Source data:
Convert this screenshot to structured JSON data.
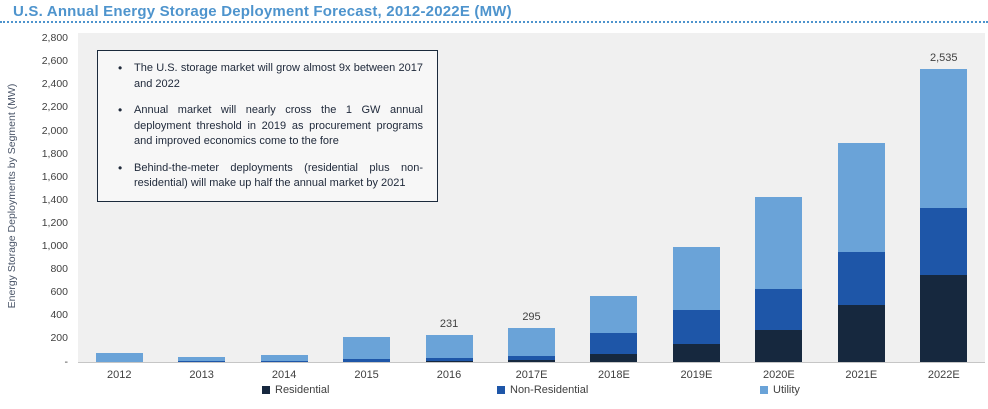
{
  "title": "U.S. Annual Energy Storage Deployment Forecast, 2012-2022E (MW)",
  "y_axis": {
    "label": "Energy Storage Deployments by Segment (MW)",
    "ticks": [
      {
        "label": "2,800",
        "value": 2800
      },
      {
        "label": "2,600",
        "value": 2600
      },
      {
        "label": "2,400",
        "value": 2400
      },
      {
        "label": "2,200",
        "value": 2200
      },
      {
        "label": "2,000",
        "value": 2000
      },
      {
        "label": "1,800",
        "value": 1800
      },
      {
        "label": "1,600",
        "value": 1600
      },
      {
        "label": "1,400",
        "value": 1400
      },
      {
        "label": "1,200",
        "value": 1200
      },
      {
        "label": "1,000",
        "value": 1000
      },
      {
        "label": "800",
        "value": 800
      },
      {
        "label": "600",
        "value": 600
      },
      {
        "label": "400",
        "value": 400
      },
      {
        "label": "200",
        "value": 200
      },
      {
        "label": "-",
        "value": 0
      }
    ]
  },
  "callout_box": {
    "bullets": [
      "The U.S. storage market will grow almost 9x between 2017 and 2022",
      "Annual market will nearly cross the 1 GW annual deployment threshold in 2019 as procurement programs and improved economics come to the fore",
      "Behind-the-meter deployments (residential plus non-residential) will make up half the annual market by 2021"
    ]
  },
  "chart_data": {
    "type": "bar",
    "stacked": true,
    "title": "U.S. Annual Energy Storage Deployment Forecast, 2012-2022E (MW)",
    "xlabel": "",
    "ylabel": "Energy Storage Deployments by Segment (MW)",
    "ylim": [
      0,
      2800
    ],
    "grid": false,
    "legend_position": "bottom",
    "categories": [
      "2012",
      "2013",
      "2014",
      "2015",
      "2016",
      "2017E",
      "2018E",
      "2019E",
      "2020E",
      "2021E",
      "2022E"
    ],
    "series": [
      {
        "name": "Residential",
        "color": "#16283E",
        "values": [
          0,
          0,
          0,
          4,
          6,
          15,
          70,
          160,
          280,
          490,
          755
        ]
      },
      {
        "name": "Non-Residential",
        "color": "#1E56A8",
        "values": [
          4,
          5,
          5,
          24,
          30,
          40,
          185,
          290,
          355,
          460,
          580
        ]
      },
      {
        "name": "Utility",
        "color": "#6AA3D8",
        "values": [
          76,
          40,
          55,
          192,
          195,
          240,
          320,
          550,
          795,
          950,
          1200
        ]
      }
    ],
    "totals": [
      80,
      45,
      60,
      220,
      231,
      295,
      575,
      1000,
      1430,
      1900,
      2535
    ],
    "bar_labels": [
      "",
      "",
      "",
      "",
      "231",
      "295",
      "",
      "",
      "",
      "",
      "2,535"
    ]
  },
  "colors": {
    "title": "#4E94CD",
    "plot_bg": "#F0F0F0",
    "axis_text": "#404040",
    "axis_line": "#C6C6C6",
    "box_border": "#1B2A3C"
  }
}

Task description: Collect, from the material above, every line containing the word "will".

Result of this exercise:
      "The U.S. storage market will grow almost 9x between 2017 and 2022",
      "Annual market will nearly cross the 1 GW annual deployment threshold in 2019 as procurement programs and improved economics come to the fore",
      "Behind-the-meter deployments (residential plus non-residential) will make up half the annual market by 2021"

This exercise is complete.